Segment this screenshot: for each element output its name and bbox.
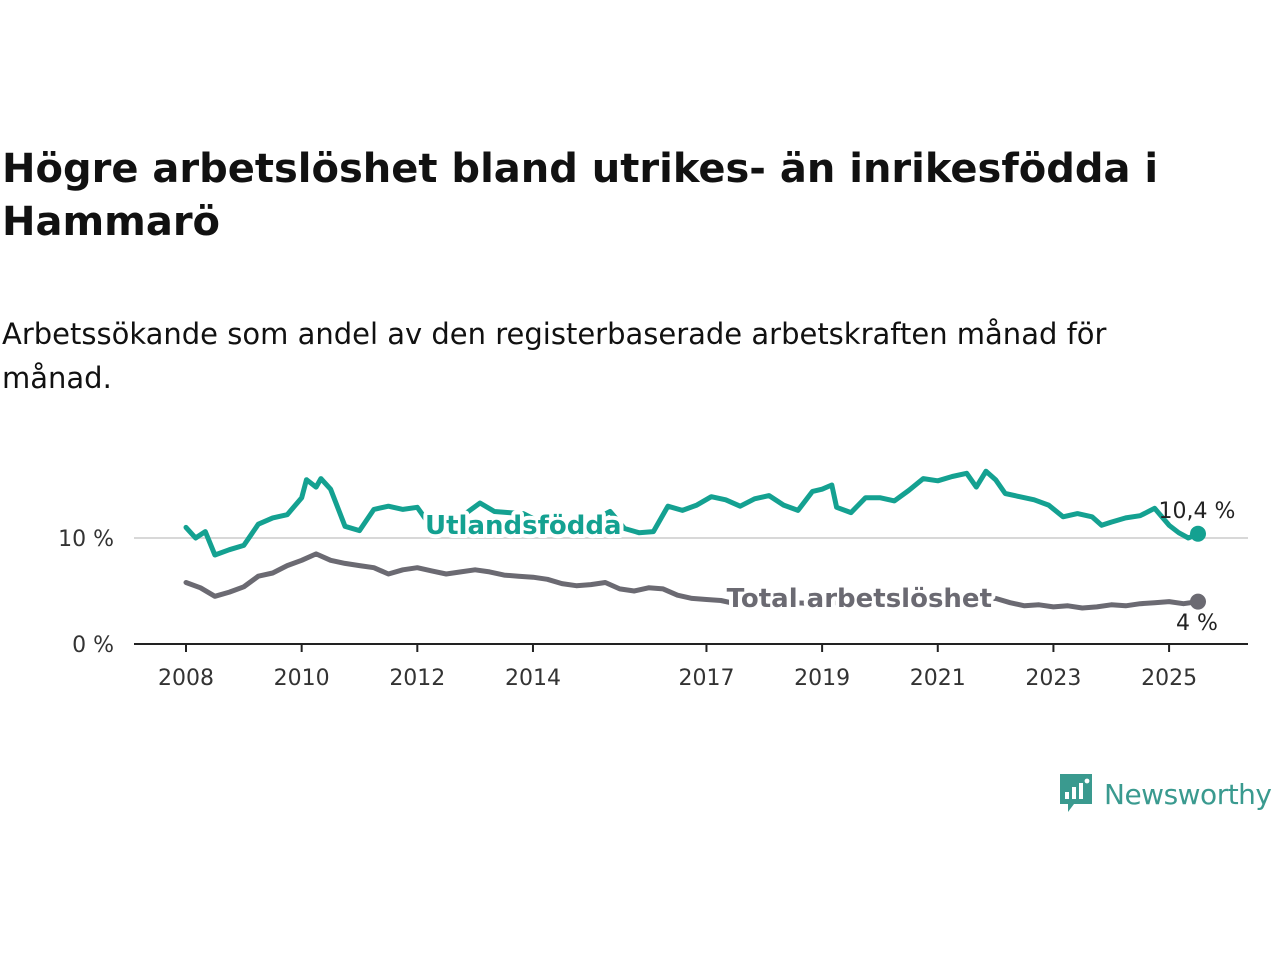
chart-subtitle: Arbetssökande som andel av den registerb… [2, 317, 1107, 395]
end-value-label-utlandsfodda: 10,4 % [1159, 499, 1236, 524]
brand-name: Newsworthy [1104, 777, 1272, 811]
y-tick-label: 10 % [58, 527, 114, 552]
end-point-total [1190, 593, 1206, 610]
series-line-utlandsfodda [183, 468, 1201, 558]
chart-title: Högre arbetslöshet bland utrikes- än inr… [2, 146, 1159, 245]
series-label-utlandsfodda: Utlandsfödda [425, 511, 622, 541]
x-tick-label: 2025 [1141, 666, 1197, 691]
x-tick-label: 2014 [505, 666, 561, 691]
newsworthy-brand[interactable]: Newsworthy [1058, 772, 1272, 816]
y-tick-label: 0 % [72, 633, 114, 658]
end-point-utlandsfodda [1190, 525, 1206, 542]
end-value-label-total: 4 % [1176, 611, 1218, 636]
series-line-total [183, 551, 1201, 611]
x-tick-label: 2010 [274, 666, 330, 691]
series-label-total: Total arbetslöshet [727, 584, 992, 614]
x-tick-label: 2019 [794, 666, 850, 691]
x-tick-label: 2017 [678, 666, 734, 691]
x-tick-label: 2021 [910, 666, 966, 691]
x-tick-label: 2023 [1025, 666, 1081, 691]
x-tick-label: 2012 [389, 666, 445, 691]
line-chart: 0 % 10 % 2008 2010 2012 2014 2017 2019 2021 2023 2… [58, 468, 1248, 691]
x-tick-label: 2008 [158, 666, 214, 691]
newsworthy-logo-icon [1060, 774, 1092, 812]
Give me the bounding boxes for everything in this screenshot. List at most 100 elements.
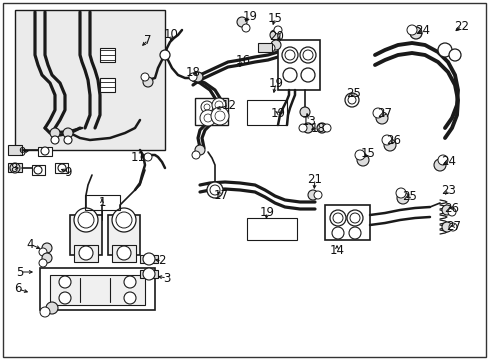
Polygon shape — [38, 147, 52, 156]
Circle shape — [78, 212, 94, 228]
Circle shape — [345, 93, 358, 107]
Circle shape — [356, 154, 368, 166]
Polygon shape — [258, 43, 271, 52]
Circle shape — [10, 163, 20, 173]
Text: 9: 9 — [64, 166, 72, 179]
Polygon shape — [108, 215, 140, 255]
Circle shape — [116, 212, 132, 228]
Circle shape — [59, 276, 71, 288]
Text: 22: 22 — [453, 19, 468, 32]
Circle shape — [270, 40, 281, 50]
Text: 7: 7 — [144, 33, 151, 46]
Text: 23: 23 — [441, 184, 455, 197]
Circle shape — [34, 166, 42, 174]
Circle shape — [349, 213, 359, 223]
Polygon shape — [8, 145, 22, 155]
Circle shape — [112, 208, 136, 232]
Circle shape — [39, 259, 47, 267]
Circle shape — [200, 110, 216, 126]
Circle shape — [212, 98, 225, 112]
Polygon shape — [100, 48, 115, 62]
Circle shape — [395, 188, 405, 198]
Text: 6: 6 — [14, 283, 21, 296]
Circle shape — [237, 17, 246, 27]
Text: 11: 11 — [130, 150, 145, 163]
Text: 27: 27 — [446, 220, 461, 233]
Circle shape — [209, 185, 220, 195]
Circle shape — [301, 68, 314, 82]
Circle shape — [354, 150, 364, 160]
Circle shape — [51, 136, 59, 144]
Circle shape — [266, 44, 274, 52]
Circle shape — [307, 190, 317, 200]
Circle shape — [203, 114, 212, 122]
Bar — [85, 195, 120, 210]
Circle shape — [441, 222, 451, 232]
Circle shape — [269, 30, 280, 40]
Text: 18: 18 — [185, 66, 200, 78]
Circle shape — [372, 108, 382, 118]
Text: 24: 24 — [441, 154, 456, 167]
Circle shape — [201, 101, 213, 113]
Bar — [246, 100, 286, 125]
Circle shape — [195, 145, 204, 155]
Circle shape — [160, 50, 170, 60]
Circle shape — [437, 155, 447, 165]
Circle shape — [124, 292, 136, 304]
Circle shape — [347, 96, 355, 104]
Polygon shape — [278, 40, 319, 90]
Circle shape — [283, 68, 296, 82]
Bar — [15, 10, 164, 150]
Circle shape — [298, 124, 306, 132]
Text: 12: 12 — [221, 99, 236, 112]
Text: 17: 17 — [213, 189, 228, 202]
Circle shape — [58, 164, 66, 172]
Circle shape — [143, 153, 152, 161]
Text: 15: 15 — [360, 147, 375, 159]
Text: 14: 14 — [329, 243, 344, 257]
Text: 25: 25 — [346, 86, 361, 99]
Polygon shape — [140, 270, 158, 278]
Text: 5: 5 — [16, 266, 23, 279]
Bar — [246, 218, 296, 240]
Text: 9: 9 — [18, 145, 26, 158]
Circle shape — [40, 307, 50, 317]
Circle shape — [42, 243, 52, 253]
Circle shape — [313, 191, 321, 199]
Text: 21: 21 — [307, 172, 322, 185]
Text: 15: 15 — [267, 12, 282, 24]
Circle shape — [396, 192, 408, 204]
Circle shape — [323, 124, 330, 132]
Circle shape — [383, 139, 395, 151]
Text: 8: 8 — [10, 162, 18, 175]
Circle shape — [316, 123, 326, 133]
Text: 4: 4 — [26, 238, 34, 251]
Text: 26: 26 — [386, 134, 401, 147]
Circle shape — [299, 47, 315, 63]
Text: 27: 27 — [377, 107, 392, 120]
Polygon shape — [325, 205, 369, 240]
Polygon shape — [70, 215, 102, 255]
Circle shape — [242, 24, 249, 32]
Circle shape — [437, 43, 451, 57]
Circle shape — [189, 73, 197, 81]
Text: 3: 3 — [163, 271, 170, 284]
Circle shape — [142, 253, 155, 265]
Circle shape — [42, 253, 52, 263]
Text: 19: 19 — [270, 107, 285, 120]
Circle shape — [59, 292, 71, 304]
Circle shape — [79, 246, 93, 260]
Polygon shape — [40, 268, 155, 310]
Circle shape — [303, 123, 312, 133]
Bar — [195, 98, 227, 125]
Circle shape — [375, 112, 387, 124]
Text: 19: 19 — [259, 206, 274, 219]
Circle shape — [447, 208, 455, 216]
Circle shape — [142, 268, 155, 280]
Circle shape — [303, 50, 312, 60]
Circle shape — [215, 101, 223, 109]
Circle shape — [346, 210, 362, 226]
Polygon shape — [55, 163, 68, 173]
Circle shape — [329, 210, 346, 226]
Polygon shape — [100, 78, 115, 92]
_ _ _ _ _ _ _
Goal of the exercise
Repeat all the entries above, without the pictures.

Full response
Segment this screenshot: for each element output its name and bbox.
chart-subtitle: Arbetssökande som andel av den registerb… [2, 317, 1107, 395]
end-value-label-utlandsfodda: 10,4 % [1159, 499, 1236, 524]
brand-name: Newsworthy [1104, 777, 1272, 811]
y-tick-label: 10 % [58, 527, 114, 552]
end-point-total [1190, 593, 1206, 610]
series-line-utlandsfodda [183, 468, 1201, 558]
chart-title: Högre arbetslöshet bland utrikes- än inr… [2, 146, 1159, 245]
series-label-utlandsfodda: Utlandsfödda [425, 511, 622, 541]
x-tick-label: 2025 [1141, 666, 1197, 691]
x-tick-label: 2014 [505, 666, 561, 691]
newsworthy-brand[interactable]: Newsworthy [1058, 772, 1272, 816]
y-tick-label: 0 % [72, 633, 114, 658]
end-point-utlandsfodda [1190, 525, 1206, 542]
end-value-label-total: 4 % [1176, 611, 1218, 636]
series-line-total [183, 551, 1201, 611]
x-tick-label: 2010 [274, 666, 330, 691]
series-label-total: Total arbetslöshet [727, 584, 992, 614]
x-tick-label: 2019 [794, 666, 850, 691]
x-tick-label: 2017 [678, 666, 734, 691]
x-tick-label: 2021 [910, 666, 966, 691]
x-tick-label: 2023 [1025, 666, 1081, 691]
x-tick-label: 2012 [389, 666, 445, 691]
line-chart: 0 % 10 % 2008 2010 2012 2014 2017 2019 2021 2023 2… [58, 468, 1248, 691]
x-tick-label: 2008 [158, 666, 214, 691]
newsworthy-logo-icon [1060, 774, 1092, 812]
Give me the bounding boxes for everything in this screenshot. List at most 100 elements.
Polygon shape — [38, 147, 52, 156]
Circle shape — [78, 212, 94, 228]
Circle shape — [345, 93, 358, 107]
Circle shape — [356, 154, 368, 166]
Polygon shape — [258, 43, 271, 52]
Circle shape — [10, 163, 20, 173]
Text: 9: 9 — [64, 166, 72, 179]
Polygon shape — [108, 215, 140, 255]
Circle shape — [116, 212, 132, 228]
Circle shape — [59, 276, 71, 288]
Text: 22: 22 — [453, 19, 468, 32]
Circle shape — [270, 40, 281, 50]
Text: 7: 7 — [144, 33, 151, 46]
Text: 23: 23 — [441, 184, 455, 197]
Circle shape — [34, 166, 42, 174]
Circle shape — [349, 213, 359, 223]
Polygon shape — [8, 145, 22, 155]
Circle shape — [112, 208, 136, 232]
Circle shape — [39, 259, 47, 267]
Circle shape — [200, 110, 216, 126]
Circle shape — [212, 98, 225, 112]
Polygon shape — [100, 48, 115, 62]
Circle shape — [395, 188, 405, 198]
Text: 6: 6 — [14, 283, 21, 296]
Circle shape — [237, 17, 246, 27]
Text: 11: 11 — [130, 150, 145, 163]
Text: 27: 27 — [446, 220, 461, 233]
Circle shape — [209, 185, 220, 195]
Circle shape — [301, 68, 314, 82]
Circle shape — [354, 150, 364, 160]
Circle shape — [51, 136, 59, 144]
Circle shape — [266, 44, 274, 52]
Circle shape — [307, 190, 317, 200]
Circle shape — [203, 114, 212, 122]
Bar — [85, 195, 120, 210]
Circle shape — [441, 222, 451, 232]
Circle shape — [269, 30, 280, 40]
Text: 18: 18 — [185, 66, 200, 78]
Circle shape — [372, 108, 382, 118]
Text: 24: 24 — [441, 154, 456, 167]
Circle shape — [201, 101, 213, 113]
Bar — [246, 100, 286, 125]
Circle shape — [195, 145, 204, 155]
Circle shape — [160, 50, 170, 60]
Circle shape — [437, 155, 447, 165]
Circle shape — [124, 292, 136, 304]
Circle shape — [347, 96, 355, 104]
Polygon shape — [278, 40, 319, 90]
Circle shape — [283, 68, 296, 82]
Bar — [15, 10, 164, 150]
Circle shape — [298, 124, 306, 132]
Text: 12: 12 — [221, 99, 236, 112]
Text: 17: 17 — [213, 189, 228, 202]
Circle shape — [58, 164, 66, 172]
Circle shape — [143, 153, 152, 161]
Text: 15: 15 — [360, 147, 375, 159]
Text: 14: 14 — [329, 243, 344, 257]
Text: 25: 25 — [346, 86, 361, 99]
Polygon shape — [140, 270, 158, 278]
Text: 5: 5 — [16, 266, 23, 279]
Bar — [246, 218, 296, 240]
Text: 9: 9 — [18, 145, 26, 158]
Circle shape — [40, 307, 50, 317]
Circle shape — [42, 243, 52, 253]
Circle shape — [313, 191, 321, 199]
Text: 21: 21 — [307, 172, 322, 185]
Text: 15: 15 — [267, 12, 282, 24]
Circle shape — [396, 192, 408, 204]
Circle shape — [323, 124, 330, 132]
Circle shape — [383, 139, 395, 151]
Text: 8: 8 — [10, 162, 18, 175]
Circle shape — [316, 123, 326, 133]
Text: 4: 4 — [26, 238, 34, 251]
Text: 26: 26 — [386, 134, 401, 147]
Circle shape — [299, 47, 315, 63]
Text: 27: 27 — [377, 107, 392, 120]
Polygon shape — [325, 205, 369, 240]
Polygon shape — [70, 215, 102, 255]
Circle shape — [242, 24, 249, 32]
Circle shape — [437, 43, 451, 57]
Circle shape — [189, 73, 197, 81]
Text: 3: 3 — [163, 271, 170, 284]
Circle shape — [142, 253, 155, 265]
Circle shape — [42, 253, 52, 263]
Text: 19: 19 — [270, 107, 285, 120]
Circle shape — [59, 292, 71, 304]
Circle shape — [79, 246, 93, 260]
Polygon shape — [40, 268, 155, 310]
Circle shape — [303, 123, 312, 133]
Bar — [195, 98, 227, 125]
Circle shape — [375, 112, 387, 124]
Text: 19: 19 — [259, 206, 274, 219]
Circle shape — [447, 208, 455, 216]
Circle shape — [142, 268, 155, 280]
Circle shape — [303, 50, 312, 60]
Circle shape — [215, 101, 223, 109]
Circle shape — [346, 210, 362, 226]
Polygon shape — [55, 163, 68, 173]
Circle shape — [329, 210, 346, 226]
Polygon shape — [100, 78, 115, 92]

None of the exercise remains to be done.